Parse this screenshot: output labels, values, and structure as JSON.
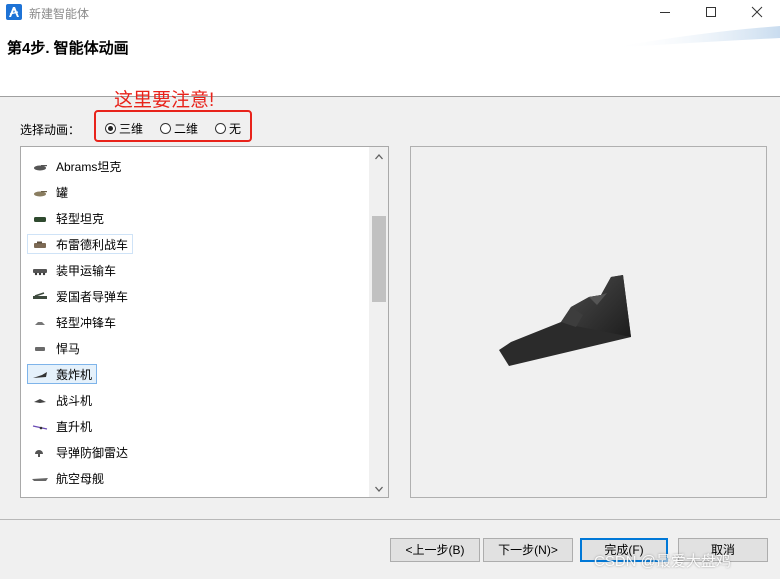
{
  "window": {
    "title": "新建智能体"
  },
  "header": {
    "step_title": "第4步. 智能体动画"
  },
  "annotation": {
    "note": "这里要注意!"
  },
  "animation": {
    "label": "选择动画：",
    "options": [
      {
        "label": "三维",
        "checked": true
      },
      {
        "label": "二维",
        "checked": false
      },
      {
        "label": "无",
        "checked": false
      }
    ]
  },
  "list": {
    "items": [
      {
        "label": "Abrams坦克",
        "icon": "tank-icon"
      },
      {
        "label": "罐",
        "icon": "tank-icon"
      },
      {
        "label": "轻型坦克",
        "icon": "tank-icon"
      },
      {
        "label": "布雷德利战车",
        "icon": "combat-vehicle-icon"
      },
      {
        "label": "装甲运输车",
        "icon": "armored-carrier-icon"
      },
      {
        "label": "爱国者导弹车",
        "icon": "missile-truck-icon"
      },
      {
        "label": "轻型冲锋车",
        "icon": "assault-vehicle-icon"
      },
      {
        "label": "悍马",
        "icon": "humvee-icon"
      },
      {
        "label": "轰炸机",
        "icon": "bomber-icon"
      },
      {
        "label": "战斗机",
        "icon": "fighter-jet-icon"
      },
      {
        "label": "直升机",
        "icon": "helicopter-icon"
      },
      {
        "label": "导弹防御雷达",
        "icon": "radar-icon"
      },
      {
        "label": "航空母舰",
        "icon": "aircraft-carrier-icon"
      }
    ],
    "selected_index": 8
  },
  "buttons": {
    "back": "<上一步(B)",
    "next": "下一步(N)>",
    "finish": "完成(F)",
    "cancel": "取消"
  },
  "watermark": "CSDN @最爱大盘鸡",
  "colors": {
    "annotation": "#e8231b",
    "selection": "#e5f1fb",
    "accent": "#0078d7"
  }
}
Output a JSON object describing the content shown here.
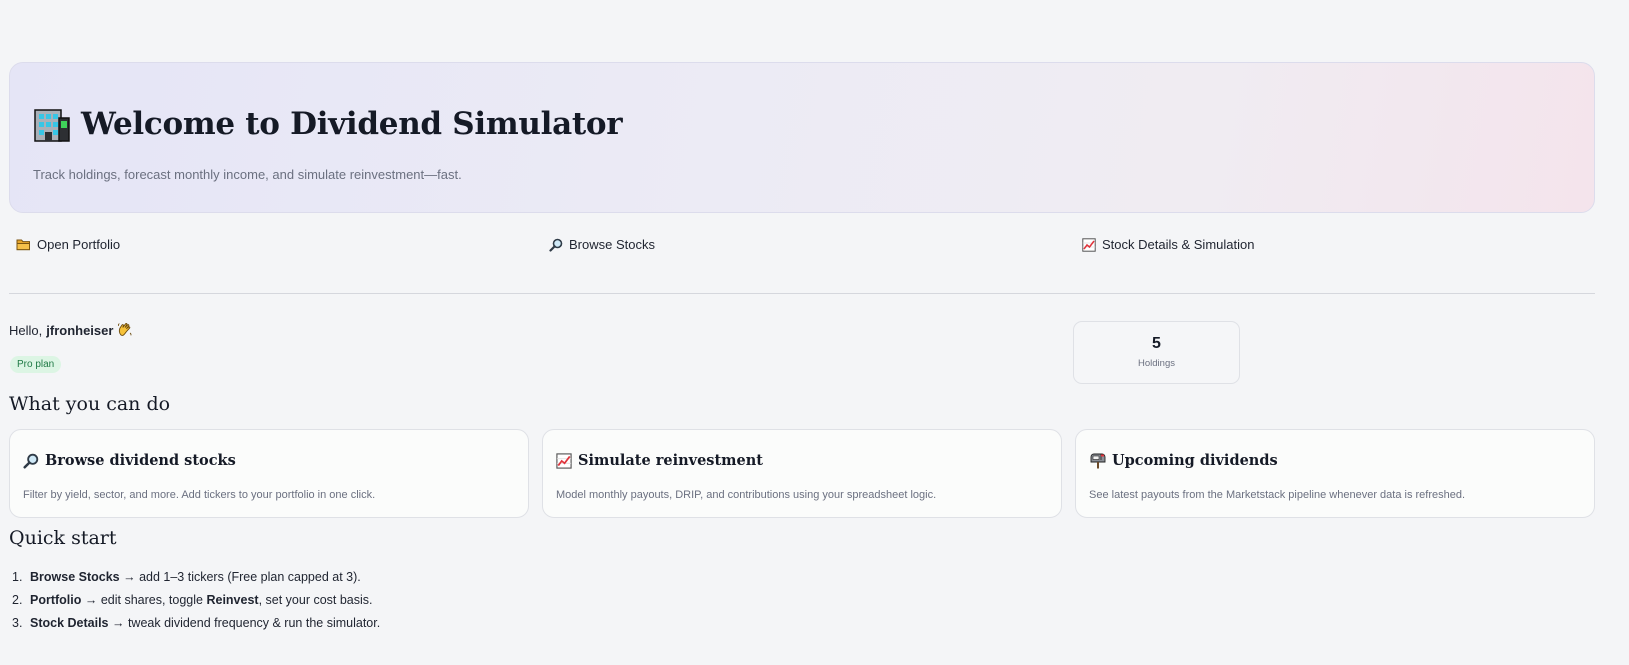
{
  "hero": {
    "title": "Welcome to Dividend Simulator",
    "subtitle": "Track holdings, forecast monthly income, and simulate reinvestment—fast.",
    "icon": "office-building-icon"
  },
  "nav": [
    {
      "label": "Open Portfolio",
      "icon": "folder-icon"
    },
    {
      "label": "Browse Stocks",
      "icon": "magnifier-icon"
    },
    {
      "label": "Stock Details & Simulation",
      "icon": "chart-increasing-icon"
    }
  ],
  "greeting": {
    "prefix": "Hello,",
    "username": "jfronheiser",
    "icon": "waving-hand-icon",
    "plan": "Pro plan"
  },
  "metric": {
    "value": "5",
    "label": "Holdings"
  },
  "features": {
    "heading": "What you can do",
    "cards": [
      {
        "icon": "magnifier-icon",
        "title": "Browse dividend stocks",
        "desc": "Filter by yield, sector, and more. Add tickers to your portfolio in one click."
      },
      {
        "icon": "chart-increasing-icon",
        "title": "Simulate reinvestment",
        "desc": "Model monthly payouts, DRIP, and contributions using your spreadsheet logic."
      },
      {
        "icon": "mailbox-icon",
        "title": "Upcoming dividends",
        "desc": "See latest payouts from the Marketstack pipeline whenever data is refreshed."
      }
    ]
  },
  "quickstart": {
    "heading": "Quick start",
    "steps": [
      {
        "num": "1.",
        "bold": "Browse Stocks",
        "text": " → add 1–3 tickers (Free plan capped at 3)."
      },
      {
        "num": "2.",
        "bold": "Portfolio",
        "text": " → edit shares, toggle ",
        "bold2": "Reinvest",
        "text2": ", set your cost basis."
      },
      {
        "num": "3.",
        "bold": "Stock Details",
        "text": " → tweak dividend frequency & run the simulator."
      }
    ]
  },
  "colors": {
    "background": "#f4f5f7",
    "badge_bg": "#dcf5e4",
    "badge_text": "#1f7a45",
    "hero_gradient_start": "#e5e5f6",
    "hero_gradient_end": "#f4e4ec"
  }
}
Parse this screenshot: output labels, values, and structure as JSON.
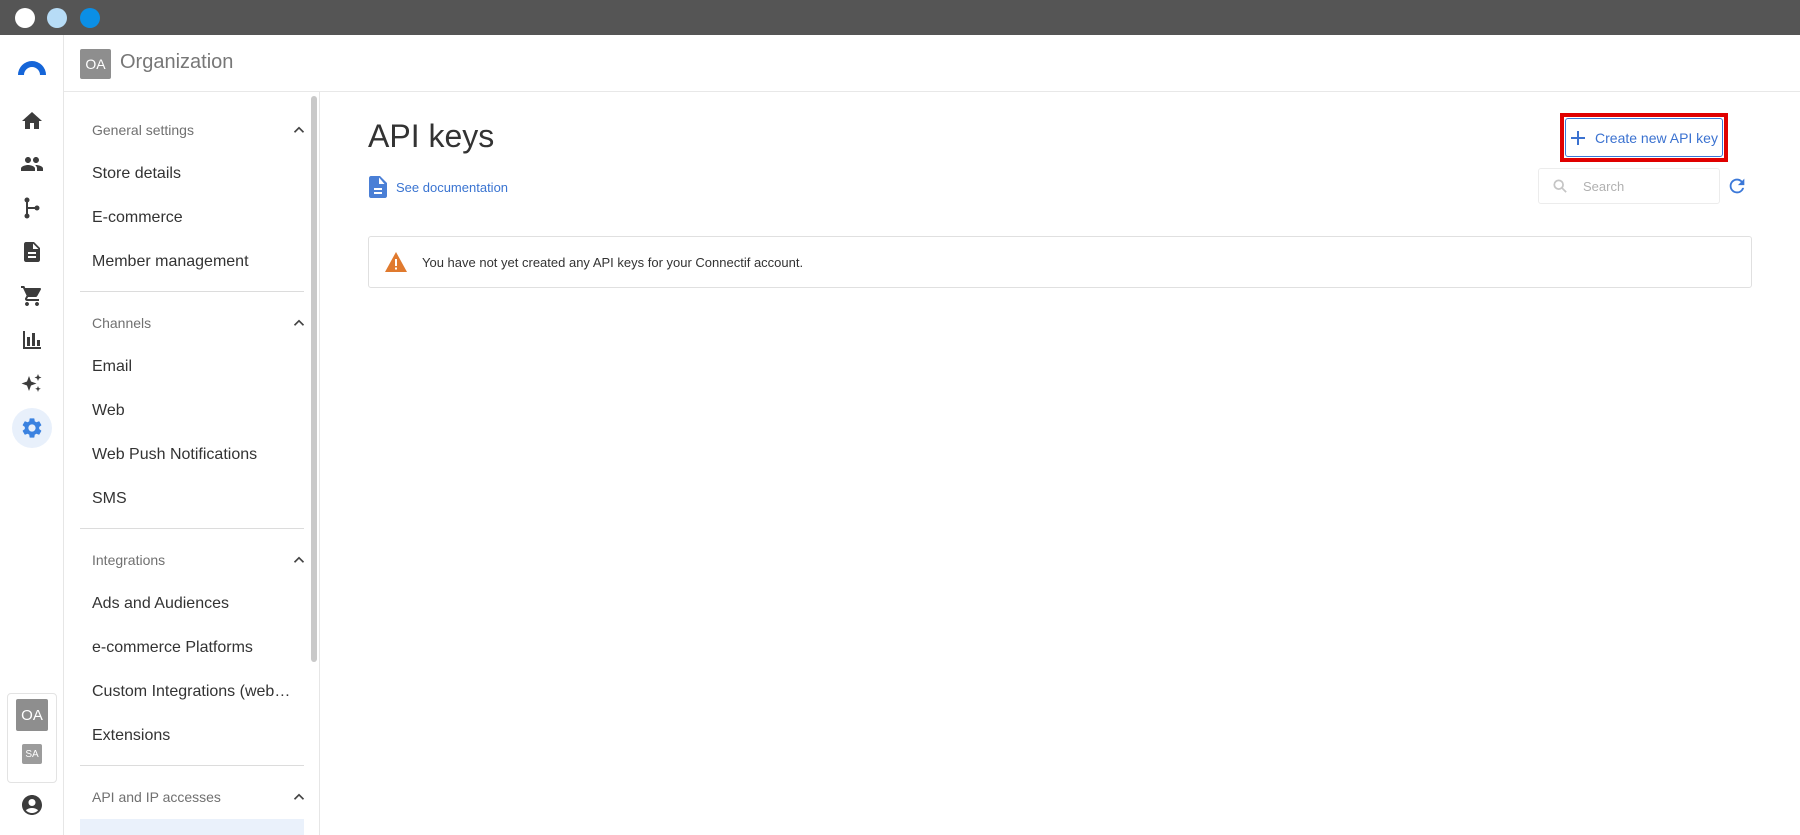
{
  "window": {
    "controls": [
      "close",
      "minimize",
      "maximize"
    ]
  },
  "rail": {
    "logo_icon": "connectif-logo-icon",
    "nav_items": [
      {
        "name": "home",
        "icon": "home-icon"
      },
      {
        "name": "contacts",
        "icon": "people-icon"
      },
      {
        "name": "workflows",
        "icon": "branch-icon"
      },
      {
        "name": "content",
        "icon": "document-icon"
      },
      {
        "name": "ecommerce",
        "icon": "cart-icon"
      },
      {
        "name": "reports",
        "icon": "bar-chart-icon"
      },
      {
        "name": "ai",
        "icon": "sparkles-icon"
      },
      {
        "name": "settings",
        "icon": "gear-icon",
        "active": true
      }
    ],
    "account_primary": "OA",
    "account_secondary": "SA",
    "user_icon": "user-account-icon"
  },
  "topbar": {
    "org_badge": "OA",
    "org_name": "Organization"
  },
  "settings": {
    "sections": [
      {
        "title": "General settings",
        "items": [
          "Store details",
          "E-commerce",
          "Member management"
        ]
      },
      {
        "title": "Channels",
        "items": [
          "Email",
          "Web",
          "Web Push Notifications",
          "SMS"
        ]
      },
      {
        "title": "Integrations",
        "items": [
          "Ads and Audiences",
          "e-commerce Platforms",
          "Custom Integrations (webhooks)",
          "Extensions"
        ]
      },
      {
        "title": "API and IP accesses",
        "items": []
      }
    ]
  },
  "main": {
    "title": "API keys",
    "doc_link": "See documentation",
    "create_button": "Create new API key",
    "search_placeholder": "Search",
    "alert_text": "You have not yet created any API keys for your Connectif account.",
    "colors": {
      "accent": "#3b78d8",
      "warning": "#e07a2e",
      "highlight": "#e00000"
    }
  }
}
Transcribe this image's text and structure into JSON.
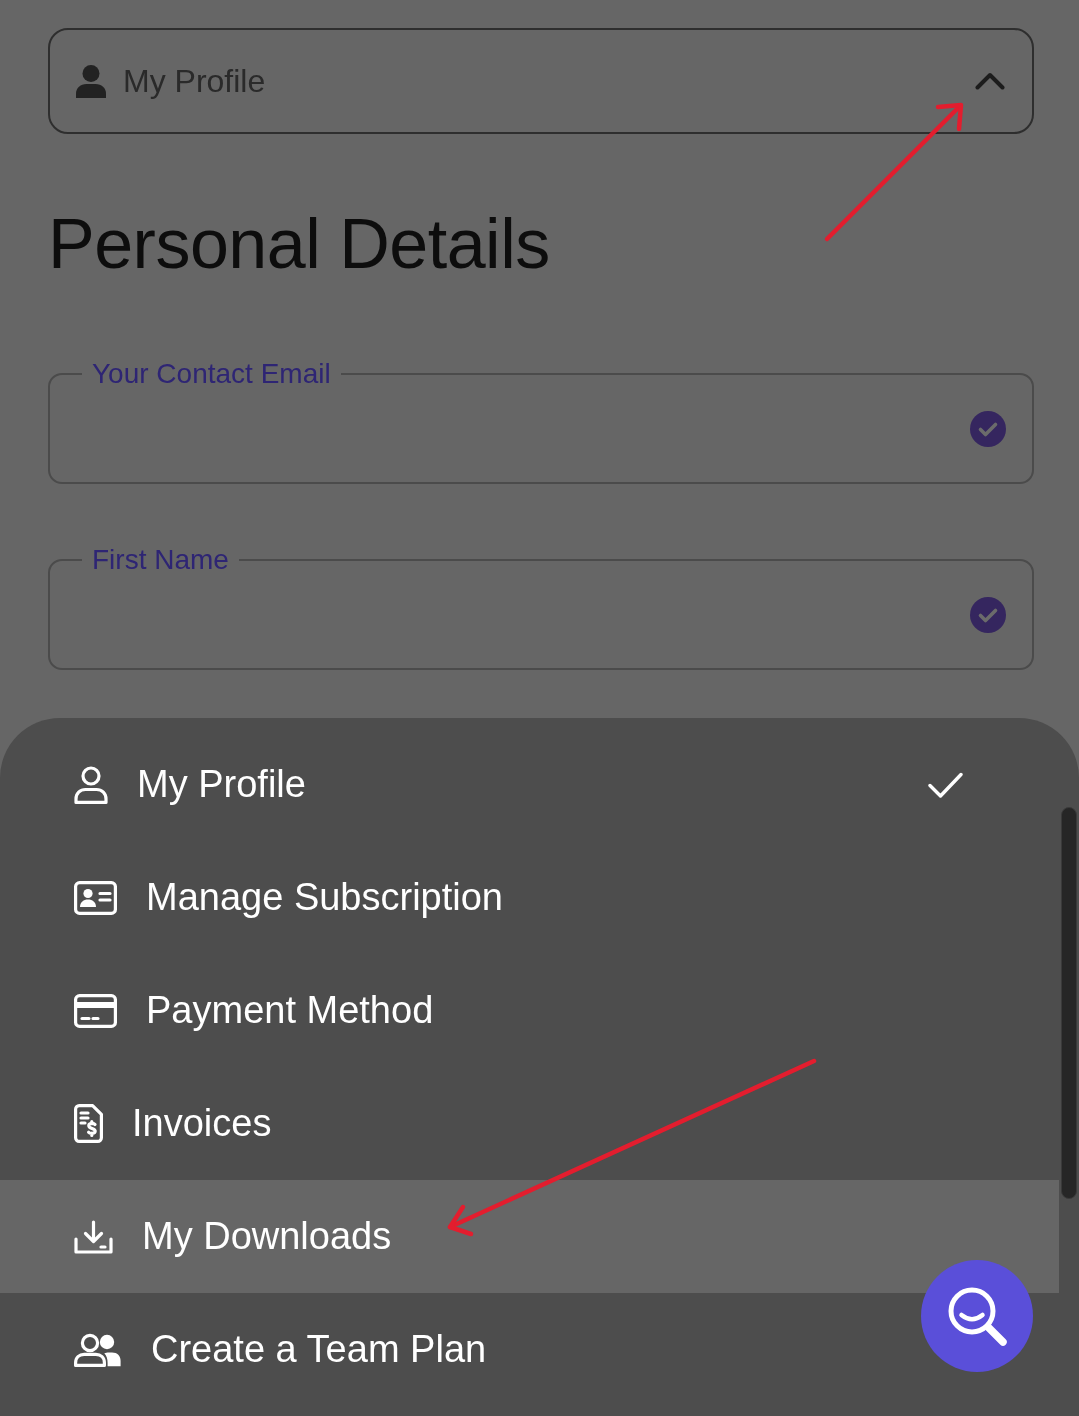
{
  "profile_dropdown": {
    "label": "My Profile",
    "expanded": true
  },
  "heading": "Personal Details",
  "fields": [
    {
      "label": "Your Contact Email",
      "verified": true
    },
    {
      "label": "First Name",
      "verified": true
    }
  ],
  "menu": {
    "items": [
      {
        "label": "My Profile",
        "selected": true,
        "highlighted": false
      },
      {
        "label": "Manage Subscription",
        "selected": false,
        "highlighted": false
      },
      {
        "label": "Payment Method",
        "selected": false,
        "highlighted": false
      },
      {
        "label": "Invoices",
        "selected": false,
        "highlighted": false
      },
      {
        "label": "My Downloads",
        "selected": false,
        "highlighted": true
      },
      {
        "label": "Create a Team Plan",
        "selected": false,
        "highlighted": false
      }
    ]
  }
}
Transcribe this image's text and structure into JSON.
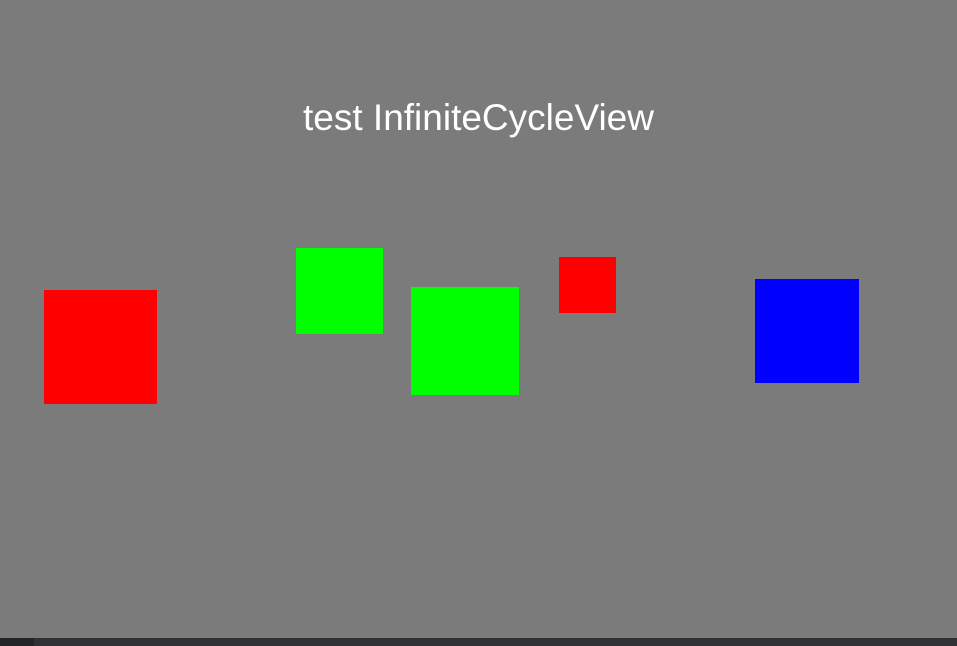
{
  "window": {
    "title": "test InfiniteCycleView",
    "background_color": "#7b7b7b"
  },
  "cycle_view": {
    "items": [
      {
        "name": "red-square",
        "color": "#ff0000"
      },
      {
        "name": "green-square",
        "color": "#00ff00"
      },
      {
        "name": "green-square",
        "color": "#00ff00"
      },
      {
        "name": "red-square",
        "color": "#ff0000"
      },
      {
        "name": "blue-square",
        "color": "#0000ff"
      }
    ]
  }
}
*****
THE EXERCISE. What is the number of lines in the data holding the word "chart"? Reply with that number only.

THE OUTPUT. 3